• _Prompt_: Omit images. Retype all entries verbatim.

══════

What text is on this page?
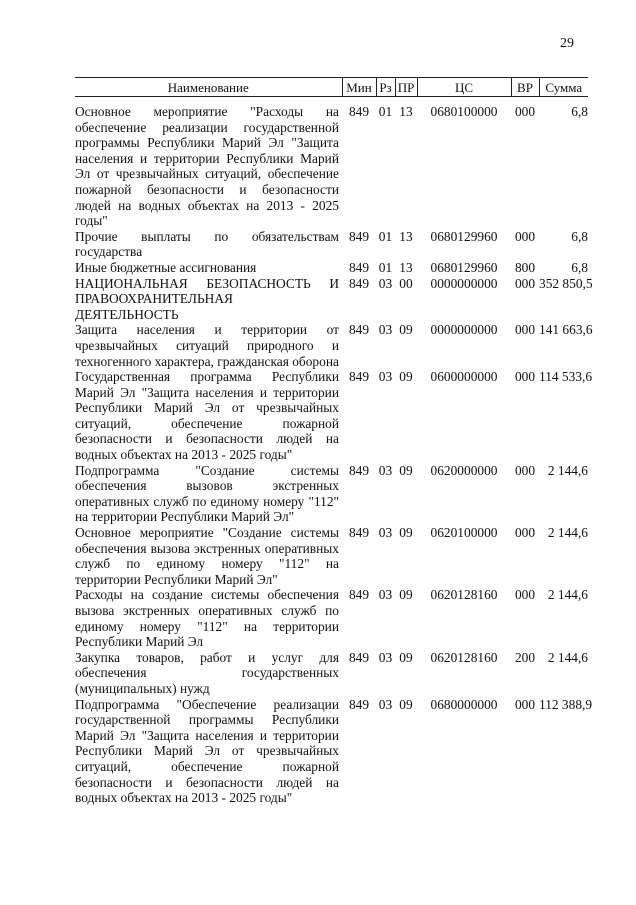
29
Наименование	Мин	Рз	ПР	ЦС	ВР	Сумма
Основное мероприятие "Расходы на обеспечение реализации государственной программы Республики Марий Эл "Защита населения и территории Республики Марий Эл от чрезвычайных ситуаций, обеспечение пожарной безопасности и безопасности людей на водных объектах на 2013 - 2025 годы"	849	01	13	0680100000	000	6,8
Прочие выплаты по обязательствам государства	849	01	13	0680129960	000	6,8
Иные бюджетные ассигнования	849	01	13	0680129960	800	6,8
НАЦИОНАЛЬНАЯ БЕЗОПАСНОСТЬ И ПРАВООХРАНИТЕЛЬНАЯ ДЕЯТЕЛЬНОСТЬ	849	03	00	0000000000	000	352 850,5
Защита населения и территории от чрезвычайных ситуаций природного и техногенного характера, гражданская оборона	849	03	09	0000000000	000	141 663,6
Государственная программа Республики Марий Эл "Защита населения и территории Республики Марий Эл от чрезвычайных ситуаций, обеспечение пожарной безопасности и безопасности людей на водных объектах на 2013 - 2025 годы"	849	03	09	0600000000	000	114 533,6
Подпрограмма "Создание системы обеспечения вызовов экстренных оперативных служб по единому номеру "112" на территории Республики Марий Эл"	849	03	09	0620000000	000	2 144,6
Основное мероприятие "Создание системы обеспечения вызова экстренных оперативных служб по единому номеру "112" на территории Республики Марий Эл"	849	03	09	0620100000	000	2 144,6
Расходы на создание системы обеспечения вызова экстренных оперативных служб по единому номеру "112" на территории Республики Марий Эл	849	03	09	0620128160	000	2 144,6
Закупка товаров, работ и услуг для обеспечения государственных (муниципальных) нужд	849	03	09	0620128160	200	2 144,6
Подпрограмма "Обеспечение реализации государственной программы Республики Марий Эл "Защита населения и территории Республики Марий Эл от чрезвычайных ситуаций, обеспечение пожарной безопасности и безопасности людей на водных объектах на 2013 - 2025 годы"	849	03	09	0680000000	000	112 388,9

══════

• _Solution to this problem_:
What text is on this page?
29
Наименование	Мин	Рз	ПР	ЦС	ВР	Сумма
Основное мероприятие "Расходы на обеспечение реализации государственной программы Республики Марий Эл "Защита населения и территории Республики Марий Эл от чрезвычайных ситуаций, обеспечение пожарной безопасности и безопасности людей на водных объектах на 2013 - 2025 годы"	849	01	13	0680100000	000	6,8
Прочие выплаты по обязательствам государства	849	01	13	0680129960	000	6,8
Иные бюджетные ассигнования	849	01	13	0680129960	800	6,8
НАЦИОНАЛЬНАЯ БЕЗОПАСНОСТЬ И ПРАВООХРАНИТЕЛЬНАЯ ДЕЯТЕЛЬНОСТЬ	849	03	00	0000000000	000	352 850,5
Защита населения и территории от чрезвычайных ситуаций природного и техногенного характера, гражданская оборона	849	03	09	0000000000	000	141 663,6
Государственная программа Республики Марий Эл "Защита населения и территории Республики Марий Эл от чрезвычайных ситуаций, обеспечение пожарной безопасности и безопасности людей на водных объектах на 2013 - 2025 годы"	849	03	09	0600000000	000	114 533,6
Подпрограмма "Создание системы обеспечения вызовов экстренных оперативных служб по единому номеру "112" на территории Республики Марий Эл"	849	03	09	0620000000	000	2 144,6
Основное мероприятие "Создание системы обеспечения вызова экстренных оперативных служб по единому номеру "112" на территории Республики Марий Эл"	849	03	09	0620100000	000	2 144,6
Расходы на создание системы обеспечения вызова экстренных оперативных служб по единому номеру "112" на территории Республики Марий Эл	849	03	09	0620128160	000	2 144,6
Закупка товаров, работ и услуг для обеспечения государственных (муниципальных) нужд	849	03	09	0620128160	200	2 144,6
Подпрограмма "Обеспечение реализации государственной программы Республики Марий Эл "Защита населения и территории Республики Марий Эл от чрезвычайных ситуаций, обеспечение пожарной безопасности и безопасности людей на водных объектах на 2013 - 2025 годы"	849	03	09	0680000000	000	112 388,9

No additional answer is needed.